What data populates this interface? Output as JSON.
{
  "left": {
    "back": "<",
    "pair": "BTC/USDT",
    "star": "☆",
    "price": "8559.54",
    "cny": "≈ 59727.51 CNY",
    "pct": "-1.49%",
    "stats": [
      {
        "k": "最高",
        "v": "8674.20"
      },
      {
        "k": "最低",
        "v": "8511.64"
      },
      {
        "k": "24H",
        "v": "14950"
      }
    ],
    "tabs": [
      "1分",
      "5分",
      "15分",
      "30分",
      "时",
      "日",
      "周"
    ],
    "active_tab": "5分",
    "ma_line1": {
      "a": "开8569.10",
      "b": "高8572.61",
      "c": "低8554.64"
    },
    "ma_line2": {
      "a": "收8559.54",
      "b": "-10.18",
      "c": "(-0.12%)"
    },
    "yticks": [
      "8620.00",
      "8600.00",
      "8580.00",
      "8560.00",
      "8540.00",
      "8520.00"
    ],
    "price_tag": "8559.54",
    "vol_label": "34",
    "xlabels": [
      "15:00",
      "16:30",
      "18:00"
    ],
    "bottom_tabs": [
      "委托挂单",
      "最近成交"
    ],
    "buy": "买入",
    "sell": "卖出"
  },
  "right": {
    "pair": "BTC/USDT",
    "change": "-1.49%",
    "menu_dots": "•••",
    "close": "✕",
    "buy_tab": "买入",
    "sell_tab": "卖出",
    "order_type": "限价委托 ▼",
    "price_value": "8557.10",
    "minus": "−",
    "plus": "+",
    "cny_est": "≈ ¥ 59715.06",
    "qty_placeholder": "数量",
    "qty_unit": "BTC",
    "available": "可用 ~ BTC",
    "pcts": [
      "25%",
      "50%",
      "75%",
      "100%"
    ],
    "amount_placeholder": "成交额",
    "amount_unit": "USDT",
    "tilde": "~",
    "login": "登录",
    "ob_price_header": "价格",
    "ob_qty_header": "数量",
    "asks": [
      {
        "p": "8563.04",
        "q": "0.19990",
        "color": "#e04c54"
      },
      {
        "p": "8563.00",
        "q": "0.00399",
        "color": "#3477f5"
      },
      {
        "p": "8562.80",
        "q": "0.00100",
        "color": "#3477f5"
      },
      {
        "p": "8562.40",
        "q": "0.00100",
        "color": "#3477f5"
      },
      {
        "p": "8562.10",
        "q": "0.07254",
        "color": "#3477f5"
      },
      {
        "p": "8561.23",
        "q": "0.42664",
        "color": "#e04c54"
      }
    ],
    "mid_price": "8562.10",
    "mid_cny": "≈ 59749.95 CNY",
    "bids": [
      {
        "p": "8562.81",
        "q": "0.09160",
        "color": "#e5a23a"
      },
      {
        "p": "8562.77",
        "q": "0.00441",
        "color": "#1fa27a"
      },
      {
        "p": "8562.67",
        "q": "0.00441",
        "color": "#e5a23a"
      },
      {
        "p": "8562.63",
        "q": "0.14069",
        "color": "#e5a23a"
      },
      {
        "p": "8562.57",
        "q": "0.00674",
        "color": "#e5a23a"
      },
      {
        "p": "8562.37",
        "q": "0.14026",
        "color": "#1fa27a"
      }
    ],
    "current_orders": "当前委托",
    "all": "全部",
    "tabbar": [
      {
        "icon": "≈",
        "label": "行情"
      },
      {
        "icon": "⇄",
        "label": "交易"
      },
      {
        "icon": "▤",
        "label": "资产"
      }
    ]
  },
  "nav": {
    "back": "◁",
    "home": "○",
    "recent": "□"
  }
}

* Stated task *
Repeat the listing in full, keeping every line exactly as it is.

* Solution for this exercise *
What data populates this interface? Output as JSON.
{
  "left": {
    "back": "<",
    "pair": "BTC/USDT",
    "star": "☆",
    "price": "8559.54",
    "cny": "≈ 59727.51 CNY",
    "pct": "-1.49%",
    "stats": [
      {
        "k": "最高",
        "v": "8674.20"
      },
      {
        "k": "最低",
        "v": "8511.64"
      },
      {
        "k": "24H",
        "v": "14950"
      }
    ],
    "tabs": [
      "1分",
      "5分",
      "15分",
      "30分",
      "时",
      "日",
      "周"
    ],
    "active_tab": "5分",
    "ma_line1": {
      "a": "开8569.10",
      "b": "高8572.61",
      "c": "低8554.64"
    },
    "ma_line2": {
      "a": "收8559.54",
      "b": "-10.18",
      "c": "(-0.12%)"
    },
    "yticks": [
      "8620.00",
      "8600.00",
      "8580.00",
      "8560.00",
      "8540.00",
      "8520.00"
    ],
    "price_tag": "8559.54",
    "vol_label": "34",
    "xlabels": [
      "15:00",
      "16:30",
      "18:00"
    ],
    "bottom_tabs": [
      "委托挂单",
      "最近成交"
    ],
    "buy": "买入",
    "sell": "卖出"
  },
  "right": {
    "pair": "BTC/USDT",
    "change": "-1.49%",
    "menu_dots": "•••",
    "close": "✕",
    "buy_tab": "买入",
    "sell_tab": "卖出",
    "order_type": "限价委托 ▼",
    "price_value": "8557.10",
    "minus": "−",
    "plus": "+",
    "cny_est": "≈ ¥ 59715.06",
    "qty_placeholder": "数量",
    "qty_unit": "BTC",
    "available": "可用 ~ BTC",
    "pcts": [
      "25%",
      "50%",
      "75%",
      "100%"
    ],
    "amount_placeholder": "成交额",
    "amount_unit": "USDT",
    "tilde": "~",
    "login": "登录",
    "ob_price_header": "价格",
    "ob_qty_header": "数量",
    "asks": [
      {
        "p": "8563.04",
        "q": "0.19990",
        "color": "#e04c54"
      },
      {
        "p": "8563.00",
        "q": "0.00399",
        "color": "#3477f5"
      },
      {
        "p": "8562.80",
        "q": "0.00100",
        "color": "#3477f5"
      },
      {
        "p": "8562.40",
        "q": "0.00100",
        "color": "#3477f5"
      },
      {
        "p": "8562.10",
        "q": "0.07254",
        "color": "#3477f5"
      },
      {
        "p": "8561.23",
        "q": "0.42664",
        "color": "#e04c54"
      }
    ],
    "mid_price": "8562.10",
    "mid_cny": "≈ 59749.95 CNY",
    "bids": [
      {
        "p": "8562.81",
        "q": "0.09160",
        "color": "#e5a23a"
      },
      {
        "p": "8562.77",
        "q": "0.00441",
        "color": "#1fa27a"
      },
      {
        "p": "8562.67",
        "q": "0.00441",
        "color": "#e5a23a"
      },
      {
        "p": "8562.63",
        "q": "0.14069",
        "color": "#e5a23a"
      },
      {
        "p": "8562.57",
        "q": "0.00674",
        "color": "#e5a23a"
      },
      {
        "p": "8562.37",
        "q": "0.14026",
        "color": "#1fa27a"
      }
    ],
    "current_orders": "当前委托",
    "all": "全部",
    "tabbar": [
      {
        "icon": "≈",
        "label": "行情"
      },
      {
        "icon": "⇄",
        "label": "交易"
      },
      {
        "icon": "▤",
        "label": "资产"
      }
    ]
  },
  "nav": {
    "back": "◁",
    "home": "○",
    "recent": "□"
  }
}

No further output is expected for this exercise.